• Exercise description
Find the word "underlying" in the records below. List each line containing it.

• Provided material
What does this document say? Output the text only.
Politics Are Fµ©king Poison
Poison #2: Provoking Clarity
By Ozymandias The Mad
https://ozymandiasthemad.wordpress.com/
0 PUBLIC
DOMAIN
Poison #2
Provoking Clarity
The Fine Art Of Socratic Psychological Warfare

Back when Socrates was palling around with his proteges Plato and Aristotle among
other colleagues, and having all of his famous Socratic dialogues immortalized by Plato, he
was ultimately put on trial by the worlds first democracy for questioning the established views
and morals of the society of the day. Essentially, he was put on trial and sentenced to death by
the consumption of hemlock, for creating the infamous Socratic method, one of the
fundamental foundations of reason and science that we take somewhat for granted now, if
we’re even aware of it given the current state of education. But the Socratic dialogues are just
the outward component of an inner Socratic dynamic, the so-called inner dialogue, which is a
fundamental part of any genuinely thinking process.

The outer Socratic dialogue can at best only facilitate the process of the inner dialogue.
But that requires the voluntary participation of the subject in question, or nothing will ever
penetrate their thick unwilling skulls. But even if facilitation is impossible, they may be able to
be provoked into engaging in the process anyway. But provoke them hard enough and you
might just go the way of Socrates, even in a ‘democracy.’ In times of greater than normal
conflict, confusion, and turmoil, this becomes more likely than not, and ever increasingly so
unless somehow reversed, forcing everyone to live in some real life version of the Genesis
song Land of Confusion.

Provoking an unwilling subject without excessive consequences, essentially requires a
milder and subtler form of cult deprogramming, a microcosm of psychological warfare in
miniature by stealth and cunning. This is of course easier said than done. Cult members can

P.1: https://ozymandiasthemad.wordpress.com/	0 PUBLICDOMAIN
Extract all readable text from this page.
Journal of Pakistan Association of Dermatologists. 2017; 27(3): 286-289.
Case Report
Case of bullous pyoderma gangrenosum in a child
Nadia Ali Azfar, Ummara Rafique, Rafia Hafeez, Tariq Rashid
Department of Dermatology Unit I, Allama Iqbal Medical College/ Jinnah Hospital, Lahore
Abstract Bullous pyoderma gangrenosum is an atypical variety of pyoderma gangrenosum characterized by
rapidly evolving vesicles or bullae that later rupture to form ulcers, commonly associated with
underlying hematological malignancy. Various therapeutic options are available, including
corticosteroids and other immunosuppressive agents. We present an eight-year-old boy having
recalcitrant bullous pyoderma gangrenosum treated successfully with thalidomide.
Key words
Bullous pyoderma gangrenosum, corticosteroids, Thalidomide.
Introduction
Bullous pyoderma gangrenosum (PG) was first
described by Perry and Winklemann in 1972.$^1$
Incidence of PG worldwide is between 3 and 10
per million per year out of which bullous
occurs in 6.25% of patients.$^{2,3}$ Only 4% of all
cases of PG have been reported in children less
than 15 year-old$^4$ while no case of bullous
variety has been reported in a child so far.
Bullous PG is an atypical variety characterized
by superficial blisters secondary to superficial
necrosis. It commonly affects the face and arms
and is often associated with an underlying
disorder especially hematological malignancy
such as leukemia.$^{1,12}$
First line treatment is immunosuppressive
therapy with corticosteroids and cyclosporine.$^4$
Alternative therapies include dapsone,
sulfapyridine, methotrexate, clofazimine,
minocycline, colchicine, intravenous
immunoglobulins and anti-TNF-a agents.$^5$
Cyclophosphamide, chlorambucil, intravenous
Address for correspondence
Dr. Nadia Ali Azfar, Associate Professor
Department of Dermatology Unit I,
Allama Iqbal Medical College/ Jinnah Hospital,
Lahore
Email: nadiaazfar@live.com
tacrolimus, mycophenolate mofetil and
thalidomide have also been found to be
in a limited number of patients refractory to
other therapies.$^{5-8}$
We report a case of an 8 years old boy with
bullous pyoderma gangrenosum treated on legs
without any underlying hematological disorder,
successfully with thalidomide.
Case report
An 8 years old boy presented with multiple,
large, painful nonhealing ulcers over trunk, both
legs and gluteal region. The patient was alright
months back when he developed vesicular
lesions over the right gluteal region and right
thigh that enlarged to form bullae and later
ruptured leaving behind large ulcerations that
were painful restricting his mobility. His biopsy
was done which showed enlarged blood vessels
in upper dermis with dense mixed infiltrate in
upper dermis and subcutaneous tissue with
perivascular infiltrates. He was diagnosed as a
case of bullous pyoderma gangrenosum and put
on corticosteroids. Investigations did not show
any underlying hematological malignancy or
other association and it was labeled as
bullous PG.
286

• Exercise output
underlying hematological malignancy. Various therapeutic options are available, including
and is often associated with an underlying
without any underlying hematological disorder,
any underlying hematological malignancy or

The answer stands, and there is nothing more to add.